> **Extrait présenté**:
------------------------------------------------------------

Conseil d'État, 6ème chambre, 18/04/2024, 471141, Inédit au recueil Lebon
Conseil d'État, 6ème chambre, 18/04/2024, 471141, Inédit au recueil Lebon
Conseil d'État - 6ème chambre
- N° 471141
- ECLI:FR:CECHS:2024:471141.20240418
- Inédit au recueil Lebon
Lecture du
jeudi
18 avril 2024
- Rapporteur
- Mme Juliette Mongin
- Avocat(s)
- SARL CABINET BRIARD ; SCP MARLANGE, DE LA BURGADE
Texte intégral
RÉPUBLIQUE FRANCAISE
AU NOM DU PEUPLE FRANCAIS
AU NOM DU PEUPLE FRANCAIS
Vu les procédures suivantes :
1° Sous le n° 471141, les communes de Tordères, Llauro, Montauriol, Villemolaque, Sainte Colombe de la Commanderie, Terrats, Caixas, Calmeilles, Castelnou et Trouillas ont demandé à la cour administrative d'appel de Toulouse d'annuler l'arrêté du 28 février 2020 par lequel le préfet des Pyrénées-Orientales a délivré à la société Parc éolien de Passa l'autorisation environnementale d'exploiter une installation de production d'électricité utilisant l'énergie mécanique du vent comprenant six éoliennes sur le territoire de la commune de Passa (Pyrénées-Orientales).
Par un arrêt n° 20TL02108 du 8 décembre 2022, la cour administrative d'appel de Toulouse a admis l'intervention de la commune de Tresserre et rejeté la requête de la commune de Tordères et autres.
Par un pourvoi sommaire, un mémoire complémentaire et un mémoire en réplique, enregistrés les 7 février 2023, 28 avril 2023 et 8 mars 2024 au secrétariat du contentieux du Conseil d'Etat, les communes de Tordères, Llauro, Montauriol, Villemolaque, Sainte Colombe de la Commanderie, Terrats, Caixas, Calmeilles, Castelnou, Trouillas et Tresserre demandent au Conseil d'Etat :
1°) d'annuler cet arrêt ;
2°) réglant l'affaire au fond, de faire droit à leur requête ;
3°) de mettre à la charge de l'Etat et de la société Parc éolien de Passa la somme de 3 000 euros au titre de l'article L. 761-1 du code de justice administrative.

------------------------------------------------------------

> **Données fournies**:
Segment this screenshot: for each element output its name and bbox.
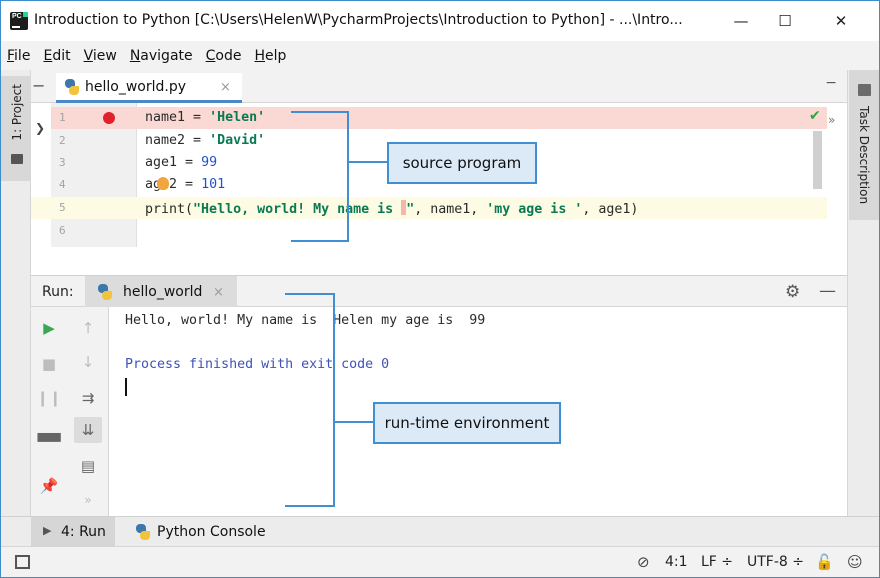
app-icon-text: PC <box>12 13 22 20</box>
code-line-1[interactable]: 1 name1 = 'Helen' <box>51 107 827 129</box>
breakpoint-icon[interactable] <box>103 112 115 124</box>
line-number: 4 <box>59 178 66 191</box>
stop-icon[interactable]: ■ <box>35 351 63 377</box>
source-program-connector <box>349 161 387 163</box>
toggle-tool-windows-icon[interactable] <box>15 555 30 569</box>
code-editor[interactable]: ❯ 1 name1 = 'Helen' 2 name2 = 'David' 3 … <box>31 103 847 275</box>
book-icon <box>858 84 871 96</box>
maximize-button[interactable]: ☐ <box>763 7 807 35</box>
scroll-to-end-icon[interactable]: ⇊ <box>74 417 102 443</box>
pin-icon[interactable]: 📌 <box>35 473 63 499</box>
collapse-icon[interactable]: − <box>32 76 45 95</box>
runtime-environment-connector <box>335 421 373 423</box>
hide-panel-icon[interactable]: — <box>819 281 836 301</box>
gear-icon[interactable]: ⚙ <box>785 282 800 302</box>
run-tab-label: hello_world <box>123 284 203 300</box>
bottom-tool-tabs: ▶ 4: Run Python Console <box>1 516 879 547</box>
run-tool-tab[interactable]: ▶ 4: Run <box>31 517 115 547</box>
run-tool-tab-label: 4: Run <box>61 524 106 540</box>
lightbulb-icon[interactable] <box>157 177 169 190</box>
menu-edit[interactable]: Edit <box>43 48 70 64</box>
editor-tab-bar: − hello_world.py × − <box>31 70 847 103</box>
line-number: 6 <box>59 224 66 237</box>
more-icon[interactable]: » <box>828 113 835 127</box>
menu-file[interactable]: File <box>7 48 30 64</box>
title-bar: PC Introduction to Python [C:\Users\Hele… <box>1 1 879 41</box>
task-description-tool-tab[interactable]: Task Description <box>849 70 879 220</box>
project-tab-label: 1: Project <box>10 84 24 141</box>
line-separator[interactable]: LF ÷ <box>701 554 733 570</box>
inspector-icon[interactable]: ☺ <box>847 553 863 571</box>
menu-navigate[interactable]: Navigate <box>130 48 193 64</box>
runtime-environment-callout: run-time environment <box>373 402 561 444</box>
run-label: Run: <box>42 284 74 300</box>
run-toolbar-primary: ▶ ■ ❙❙ ▀▀ 📌 <box>31 307 67 516</box>
line-number: 3 <box>59 156 66 169</box>
right-tool-strip: Task Description <box>847 70 879 516</box>
menu-help[interactable]: Help <box>254 48 286 64</box>
line-number: 2 <box>59 134 66 147</box>
file-encoding[interactable]: UTF-8 ÷ <box>747 554 804 570</box>
tab-close-icon[interactable]: × <box>220 80 231 95</box>
close-button[interactable]: ✕ <box>819 7 863 35</box>
python-run-icon <box>97 284 113 300</box>
folder-icon <box>11 154 23 164</box>
menu-code[interactable]: Code <box>206 48 242 64</box>
task-tab-label: Task Description <box>857 106 871 205</box>
console-caret <box>125 378 127 396</box>
console-exit-line: Process finished with exit code 0 <box>125 357 390 372</box>
pause-icon[interactable]: ❙❙ <box>35 385 63 411</box>
python-console-label: Python Console <box>157 524 266 540</box>
source-program-bracket <box>291 111 349 242</box>
status-bar: ⊘ 4:1 LF ÷ UTF-8 ÷ 🔓 ☺ <box>1 546 879 577</box>
code-line-6[interactable]: 6 <box>51 220 827 242</box>
arrow-up-icon[interactable]: ↑ <box>74 315 102 341</box>
lock-icon[interactable]: 🔓 <box>815 553 834 571</box>
chevron-down-icon[interactable]: ❯ <box>35 121 45 135</box>
tabs-menu-icon[interactable]: − <box>825 75 837 91</box>
caret-position[interactable]: 4:1 <box>665 554 688 570</box>
soft-wrap-icon[interactable]: ⇉ <box>74 385 102 411</box>
ide-window: PC Introduction to Python [C:\Users\Hele… <box>0 0 880 578</box>
project-tool-tab[interactable]: 1: Project <box>1 76 31 181</box>
menu-bar: File Edit View Navigate Code Help <box>1 41 879 70</box>
minimize-button[interactable]: — <box>719 7 763 35</box>
run-tab-close-icon[interactable]: × <box>213 285 224 300</box>
python-console-icon <box>135 524 151 540</box>
python-file-icon <box>64 79 80 95</box>
editor-tab-label: hello_world.py <box>85 79 187 95</box>
runtime-environment-bracket <box>285 293 335 507</box>
editor-scrollbar[interactable] <box>813 131 822 189</box>
window-title: Introduction to Python [C:\Users\HelenW\… <box>34 12 683 28</box>
menu-view[interactable]: View <box>84 48 117 64</box>
print-icon[interactable]: ▤ <box>74 453 102 479</box>
source-program-callout: source program <box>387 142 537 184</box>
line-number: 5 <box>59 201 66 214</box>
pycharm-app-icon: PC <box>10 12 28 30</box>
run-tab-hello-world[interactable]: hello_world × <box>85 276 237 307</box>
play-icon: ▶ <box>43 524 52 537</box>
power-save-icon[interactable]: ⊘ <box>637 553 650 571</box>
editor-tab-hello-world[interactable]: hello_world.py × <box>56 73 242 103</box>
arrow-down-icon[interactable]: ↓ <box>74 349 102 375</box>
check-icon: ✔ <box>809 108 821 124</box>
run-toolbar-secondary: ↑ ↓ ⇉ ⇊ ▤ » <box>67 307 109 516</box>
more-actions-icon[interactable]: » <box>74 487 102 513</box>
rerun-icon[interactable]: ▶ <box>35 315 63 341</box>
code-line-5[interactable]: 5 print("Hello, world! My name is ", nam… <box>31 197 827 219</box>
left-tool-strip: 1: Project <box>1 70 31 516</box>
line-number: 1 <box>59 111 66 124</box>
layout-icon[interactable]: ▀▀ <box>35 429 63 455</box>
run-panel-header: Run: hello_world × ⚙ — <box>31 275 847 307</box>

------------------------------------------------------------

> **À faire**:
**1.** Selon la décision du Conseil d'État, combien d'éoliennes compte l'installation autorisée par l'arrêté du 28 février 2020 ?
**2.** Poursuivez la décision du Conseil d'État à partir de sa dernière phrase.

> **Résultats**:
**1.** Six éoliennes.

**2.**
2° Sous le n° 471146, Mme R... C..., la Fédération pour les Espaces naturels et l'Environnement des Pyrénées-Orientales (FRENE 66), l'association " Collectif le vent tourne ", M. B... F..., M. G... P..., M. N... J..., M. B... L..., Mme K... M..., Mme T... D..., l'indivision I..., M. H... O..., Mme S... E... et M. A... Q... ont demandé à la cour administrative d'appel de Toulouse d'annuler l'arrêté du 28 février 2020 par lequel le préfet des Pyrénées-Orientales a délivré à la société Parc éolien de Passa l'autorisation environnementale d'exploiter une installation de production d'électricité utilisant l'énergie mécanique du vent comprenant six éoliennes sur le territoire de la commune de Passa (Pyrénées-Orientales).
Par un arrêt n° 20TL02085 du 8 décembre 2022, la cour administrative d'appel de Toulouse a rejeté leur requête.
Par un pourvoi sommaire, un mémoire complémentaire et un mémoire en réplique, enregistrés les 7 février 2023, 28 avril 2023 et 8 mars 2024 au secrétariat du contentieux du Conseil d'Etat, l'association " Collectif le Vent tourne ", l'association FRENE 66, Mme C..., M. F..., M. J..., M. L..., Mme M..., Mme D..., l'indivision I... et M. O... demandent au Conseil d'Etat :
1°) d'annuler cet arrêt ;
2°) réglant l'affaire au fond, de faire droit à leur requête ;
3°) de mettre à la charge de l'Etat et de la société Parc éolien de Passa la somme de 3 500 euros au titre de l'article L. 761-1 du code de justice administrative.
....................................................................................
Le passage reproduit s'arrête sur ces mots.